--- Reading passage ---
— BEGIN —

Vagrant Hyper-v and Ansible for disposable infrastructure environments

In this article we will cover how to provision virtual machines and automate installation of servers using Vagrant, Hyper-v and Ansible. This can came in hand if you want to simulate a infrastructure provider and don't want to use cloud. Maybe you have enough RAM and processor power to run it locally.

Before we get started lets cover some basics.

Alternatives to this method

If you don't want use you local machine, and maybe want to mimic production workloads you can use Terraform or Pulumi as alternatives to vagrant. This two software are more capable of provisioning in cloud environments like AWS or Azure. This way you could as with minimal effort reuse it in production on your work. The downside is that you have to pay for resources you use and depending on usage could not be cost effective.

As of the ansible part it covers post provision, so you still have advantages by learning this tool, even in cloud environments.

— END —

--- Stated task ---
Which two tools does the article on Vagrant, Hyper-V and Ansible name as alternatives to Vagrant? The data after this article come from a separate source.

--- Provided data ---
— BEGIN —

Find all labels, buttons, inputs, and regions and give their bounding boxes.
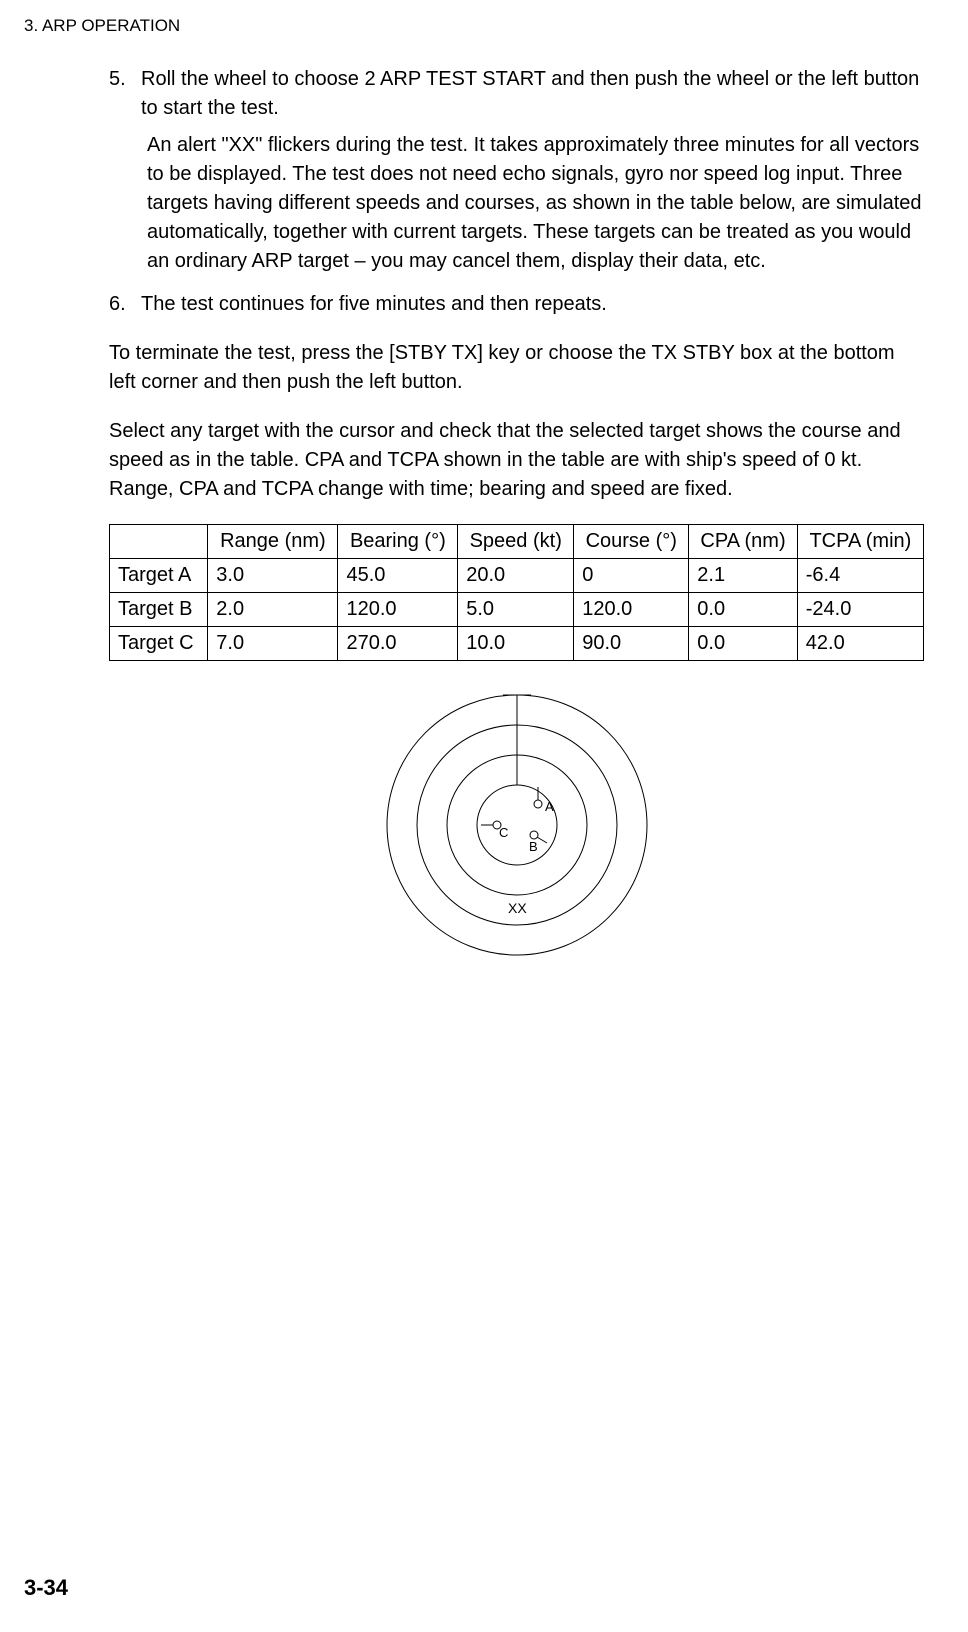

— END —

--- Answer for this exercise ---
Terraform and Pulumi.